DATASET EXCERPTS ->
#####

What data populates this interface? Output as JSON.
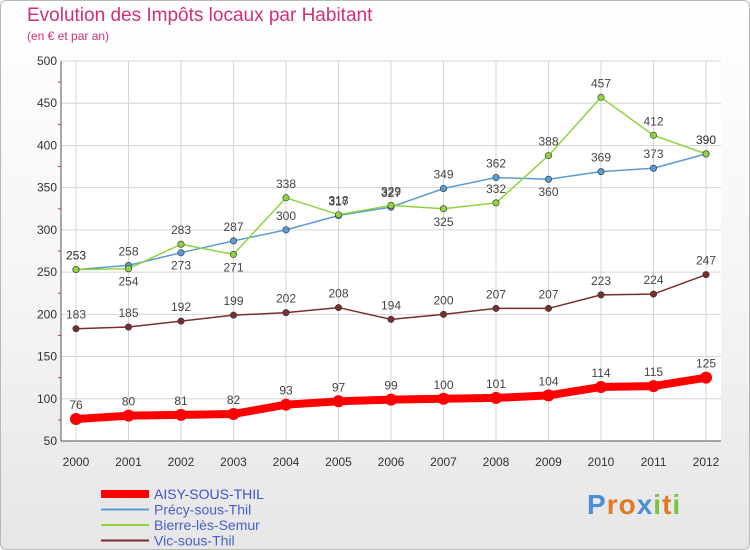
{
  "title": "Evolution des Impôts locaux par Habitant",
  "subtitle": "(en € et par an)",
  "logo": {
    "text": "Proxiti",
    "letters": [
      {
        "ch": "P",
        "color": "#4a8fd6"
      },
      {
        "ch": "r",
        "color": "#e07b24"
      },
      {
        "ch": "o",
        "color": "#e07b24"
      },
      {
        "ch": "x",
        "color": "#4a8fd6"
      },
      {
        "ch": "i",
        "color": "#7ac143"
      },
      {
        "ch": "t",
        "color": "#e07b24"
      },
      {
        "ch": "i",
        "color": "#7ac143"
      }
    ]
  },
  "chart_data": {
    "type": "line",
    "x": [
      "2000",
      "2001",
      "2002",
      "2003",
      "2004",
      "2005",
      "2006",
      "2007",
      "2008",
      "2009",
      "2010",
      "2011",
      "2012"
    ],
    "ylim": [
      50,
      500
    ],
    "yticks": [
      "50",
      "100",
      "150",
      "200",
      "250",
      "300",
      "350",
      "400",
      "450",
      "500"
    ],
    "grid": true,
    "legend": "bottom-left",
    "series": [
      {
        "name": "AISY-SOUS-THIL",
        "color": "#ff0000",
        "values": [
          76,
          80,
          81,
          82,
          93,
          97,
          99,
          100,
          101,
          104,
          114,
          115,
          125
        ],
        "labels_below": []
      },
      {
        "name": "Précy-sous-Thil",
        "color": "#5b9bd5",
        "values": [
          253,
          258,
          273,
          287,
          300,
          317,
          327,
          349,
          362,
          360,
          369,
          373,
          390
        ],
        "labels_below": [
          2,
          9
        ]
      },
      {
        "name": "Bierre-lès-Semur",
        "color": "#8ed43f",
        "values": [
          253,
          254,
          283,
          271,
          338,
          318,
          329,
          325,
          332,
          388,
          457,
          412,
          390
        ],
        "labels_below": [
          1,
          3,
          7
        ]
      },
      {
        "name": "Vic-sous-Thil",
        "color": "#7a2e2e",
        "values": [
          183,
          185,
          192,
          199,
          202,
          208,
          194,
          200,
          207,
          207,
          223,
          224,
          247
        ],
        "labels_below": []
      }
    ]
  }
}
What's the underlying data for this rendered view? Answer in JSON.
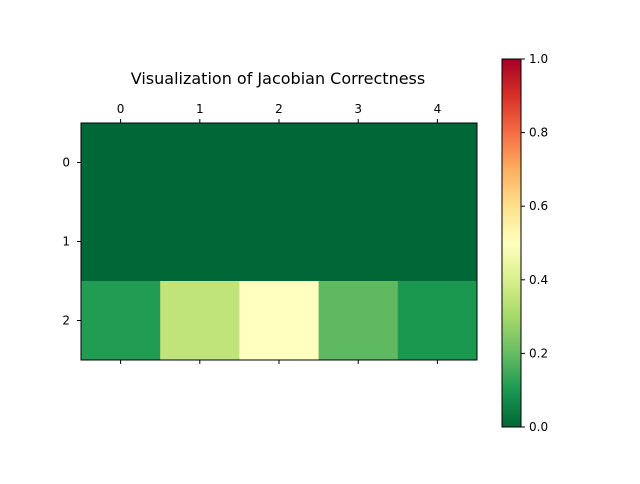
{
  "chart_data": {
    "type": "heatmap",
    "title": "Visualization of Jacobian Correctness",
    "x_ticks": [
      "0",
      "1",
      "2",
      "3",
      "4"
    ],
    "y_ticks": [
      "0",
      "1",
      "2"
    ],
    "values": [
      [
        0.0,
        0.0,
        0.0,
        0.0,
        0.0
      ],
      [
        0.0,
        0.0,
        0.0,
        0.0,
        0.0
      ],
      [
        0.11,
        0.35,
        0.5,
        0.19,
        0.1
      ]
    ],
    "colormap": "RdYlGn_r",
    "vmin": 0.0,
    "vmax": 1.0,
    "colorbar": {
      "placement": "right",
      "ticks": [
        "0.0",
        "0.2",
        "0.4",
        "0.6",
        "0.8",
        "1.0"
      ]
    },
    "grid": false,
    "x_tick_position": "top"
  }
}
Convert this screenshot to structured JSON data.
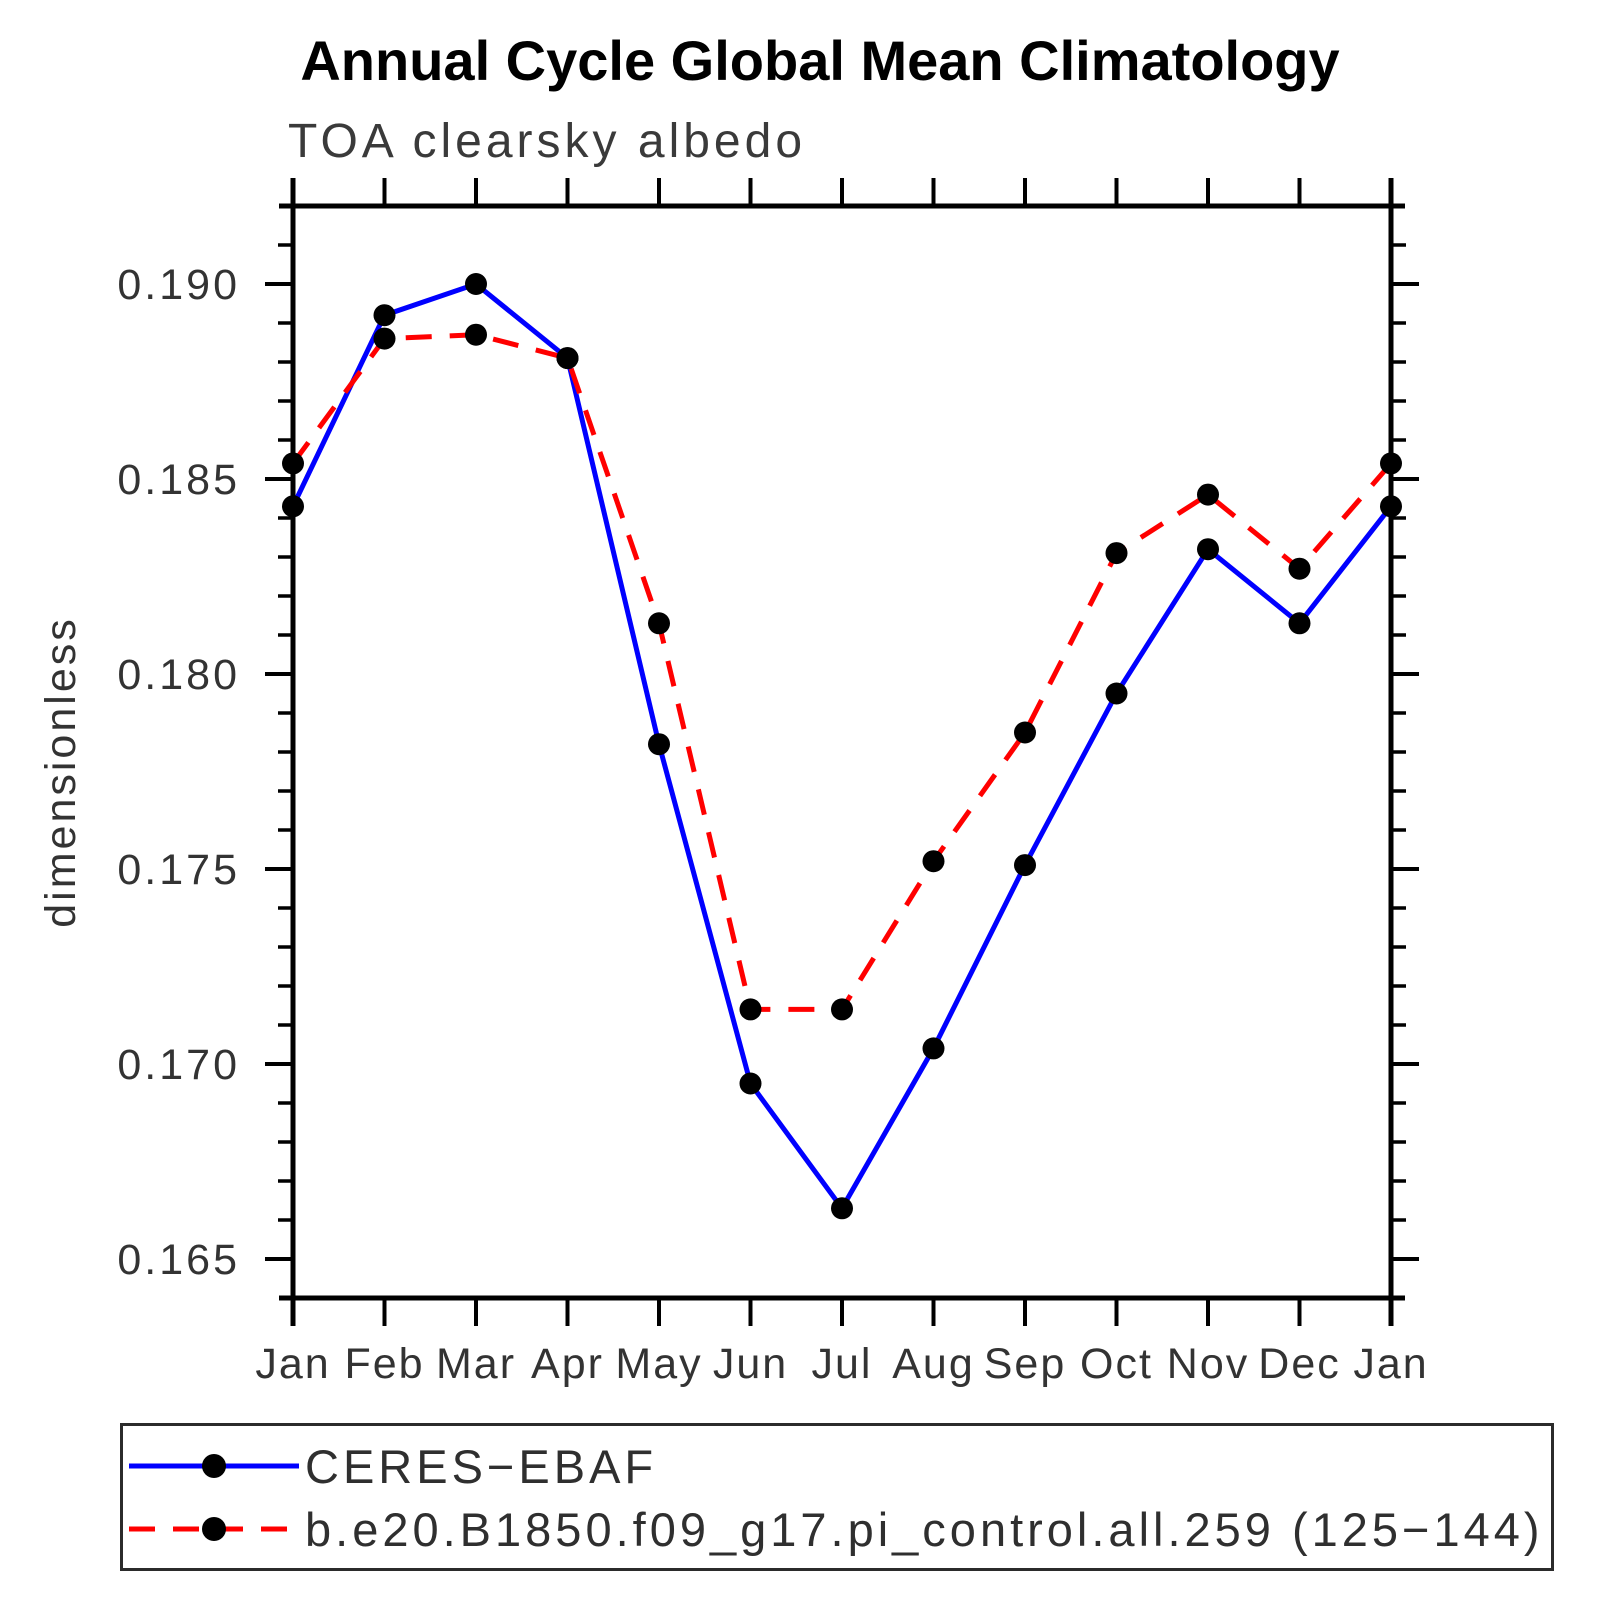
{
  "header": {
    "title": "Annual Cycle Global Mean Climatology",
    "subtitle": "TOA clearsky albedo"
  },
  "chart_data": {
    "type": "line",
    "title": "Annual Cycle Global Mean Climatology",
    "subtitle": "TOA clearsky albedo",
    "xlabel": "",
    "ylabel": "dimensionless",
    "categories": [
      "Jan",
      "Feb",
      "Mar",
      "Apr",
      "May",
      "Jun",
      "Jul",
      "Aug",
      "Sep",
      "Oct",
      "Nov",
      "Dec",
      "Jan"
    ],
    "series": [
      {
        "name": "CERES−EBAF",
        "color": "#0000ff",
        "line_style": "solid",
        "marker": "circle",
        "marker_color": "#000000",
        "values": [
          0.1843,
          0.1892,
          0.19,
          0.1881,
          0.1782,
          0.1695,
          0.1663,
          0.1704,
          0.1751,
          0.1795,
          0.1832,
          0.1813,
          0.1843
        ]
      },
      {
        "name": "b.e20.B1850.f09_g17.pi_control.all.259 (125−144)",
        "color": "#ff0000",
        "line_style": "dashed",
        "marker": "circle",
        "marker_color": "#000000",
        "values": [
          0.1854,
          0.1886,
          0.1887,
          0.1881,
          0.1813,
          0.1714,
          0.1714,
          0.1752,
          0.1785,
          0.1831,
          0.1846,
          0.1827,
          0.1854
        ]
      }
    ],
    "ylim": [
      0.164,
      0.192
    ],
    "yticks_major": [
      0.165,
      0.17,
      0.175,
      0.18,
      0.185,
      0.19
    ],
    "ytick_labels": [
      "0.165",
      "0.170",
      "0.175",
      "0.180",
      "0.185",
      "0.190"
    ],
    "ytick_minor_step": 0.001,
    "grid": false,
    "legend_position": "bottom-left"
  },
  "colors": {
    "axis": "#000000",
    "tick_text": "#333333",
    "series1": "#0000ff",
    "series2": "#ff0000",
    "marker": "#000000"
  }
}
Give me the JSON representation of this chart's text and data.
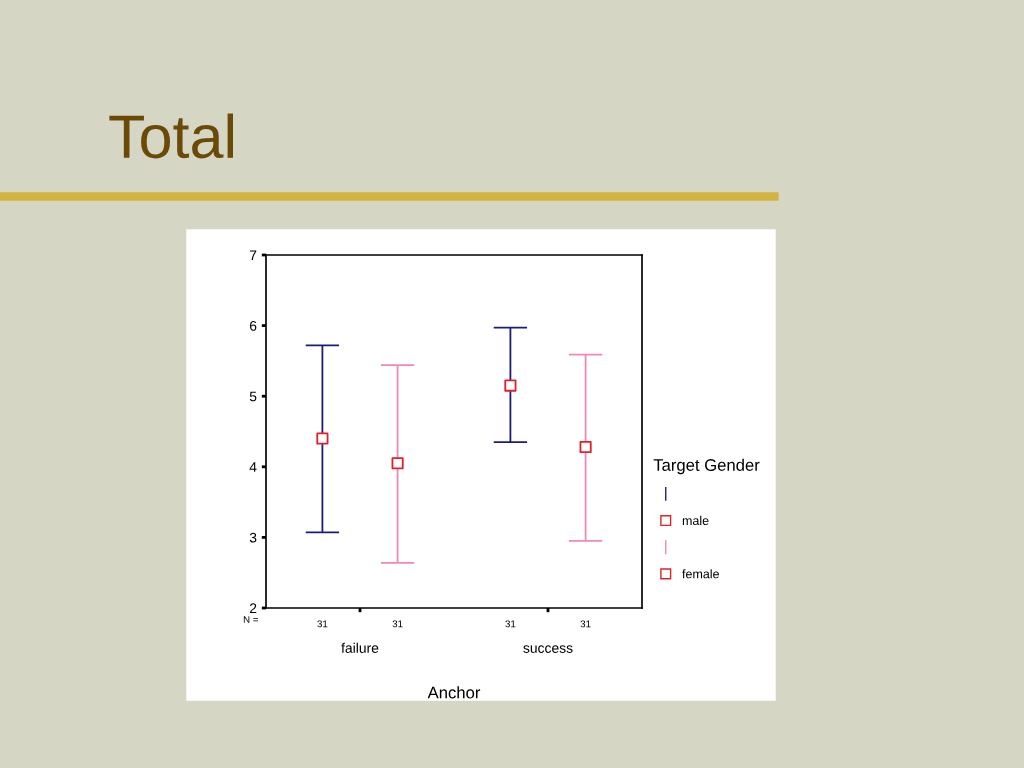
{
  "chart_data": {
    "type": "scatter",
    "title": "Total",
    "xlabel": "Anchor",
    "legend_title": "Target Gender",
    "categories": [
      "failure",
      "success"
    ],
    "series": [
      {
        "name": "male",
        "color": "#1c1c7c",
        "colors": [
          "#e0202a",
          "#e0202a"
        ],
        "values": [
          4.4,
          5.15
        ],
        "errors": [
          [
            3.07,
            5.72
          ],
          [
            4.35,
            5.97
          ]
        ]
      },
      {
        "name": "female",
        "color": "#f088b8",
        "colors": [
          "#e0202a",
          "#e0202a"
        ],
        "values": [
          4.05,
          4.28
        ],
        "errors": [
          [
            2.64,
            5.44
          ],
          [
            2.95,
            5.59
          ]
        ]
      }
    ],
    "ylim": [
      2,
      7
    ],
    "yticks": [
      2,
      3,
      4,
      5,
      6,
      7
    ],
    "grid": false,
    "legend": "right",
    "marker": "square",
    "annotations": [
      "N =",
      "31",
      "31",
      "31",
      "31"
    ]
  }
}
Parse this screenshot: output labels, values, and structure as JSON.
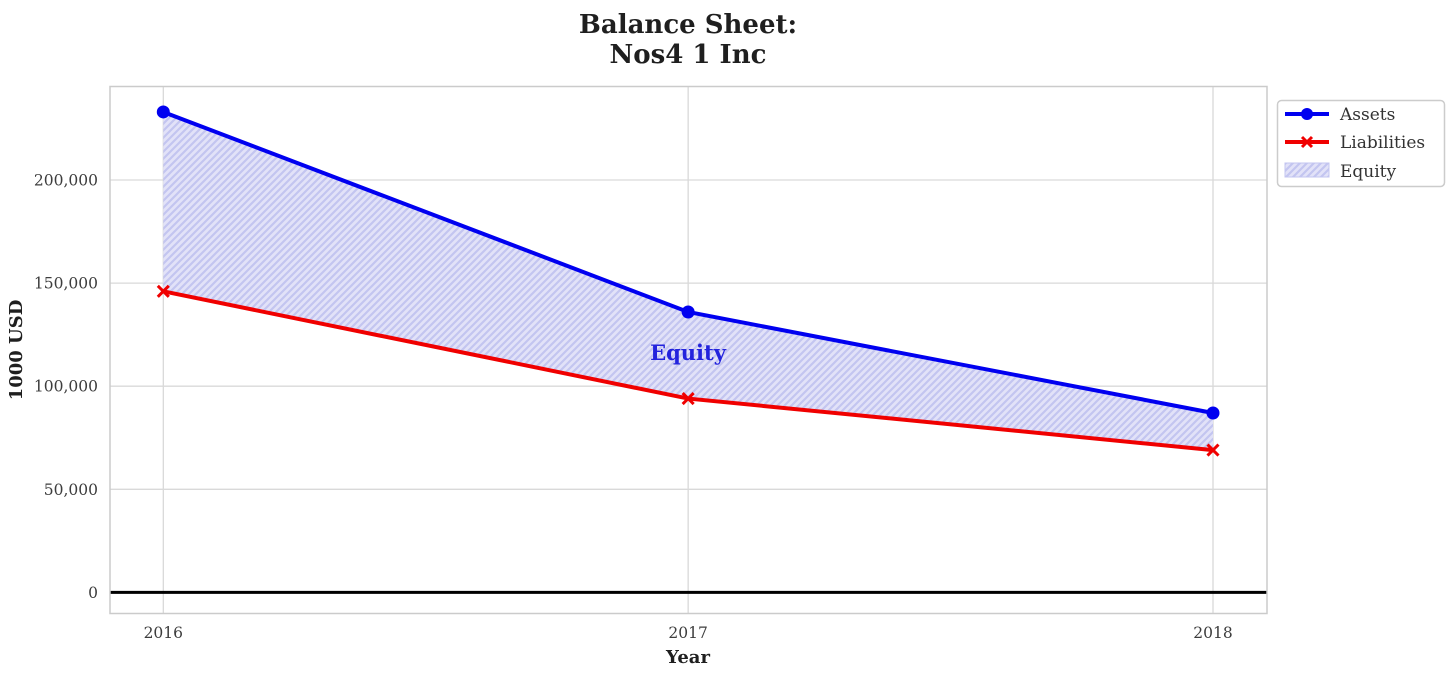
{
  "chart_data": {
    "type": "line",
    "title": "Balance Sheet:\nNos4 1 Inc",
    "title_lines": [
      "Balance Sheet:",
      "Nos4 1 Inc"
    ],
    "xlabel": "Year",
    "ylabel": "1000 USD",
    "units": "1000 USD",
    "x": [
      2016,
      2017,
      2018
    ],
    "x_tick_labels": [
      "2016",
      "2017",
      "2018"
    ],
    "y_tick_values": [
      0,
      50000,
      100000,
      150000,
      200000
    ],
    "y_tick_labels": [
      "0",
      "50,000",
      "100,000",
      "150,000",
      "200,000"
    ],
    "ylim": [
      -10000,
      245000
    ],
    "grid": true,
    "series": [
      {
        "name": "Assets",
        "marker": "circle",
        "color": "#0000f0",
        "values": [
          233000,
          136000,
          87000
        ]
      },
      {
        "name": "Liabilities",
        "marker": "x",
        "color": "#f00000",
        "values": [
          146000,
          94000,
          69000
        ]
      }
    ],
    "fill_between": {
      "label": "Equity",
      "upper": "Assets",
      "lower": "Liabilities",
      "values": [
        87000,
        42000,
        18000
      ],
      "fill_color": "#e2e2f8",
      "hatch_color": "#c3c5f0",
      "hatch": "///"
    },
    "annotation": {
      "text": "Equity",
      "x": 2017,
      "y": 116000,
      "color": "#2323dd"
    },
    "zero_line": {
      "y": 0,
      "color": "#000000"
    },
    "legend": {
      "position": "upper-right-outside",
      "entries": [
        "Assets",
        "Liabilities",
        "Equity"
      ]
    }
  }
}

#####

EXERCISE INSTRUCTIONS -> Going through the data above, count the lines where the string "this" appears, and answer with only that number.

COMPLETE RESPONSE -> 5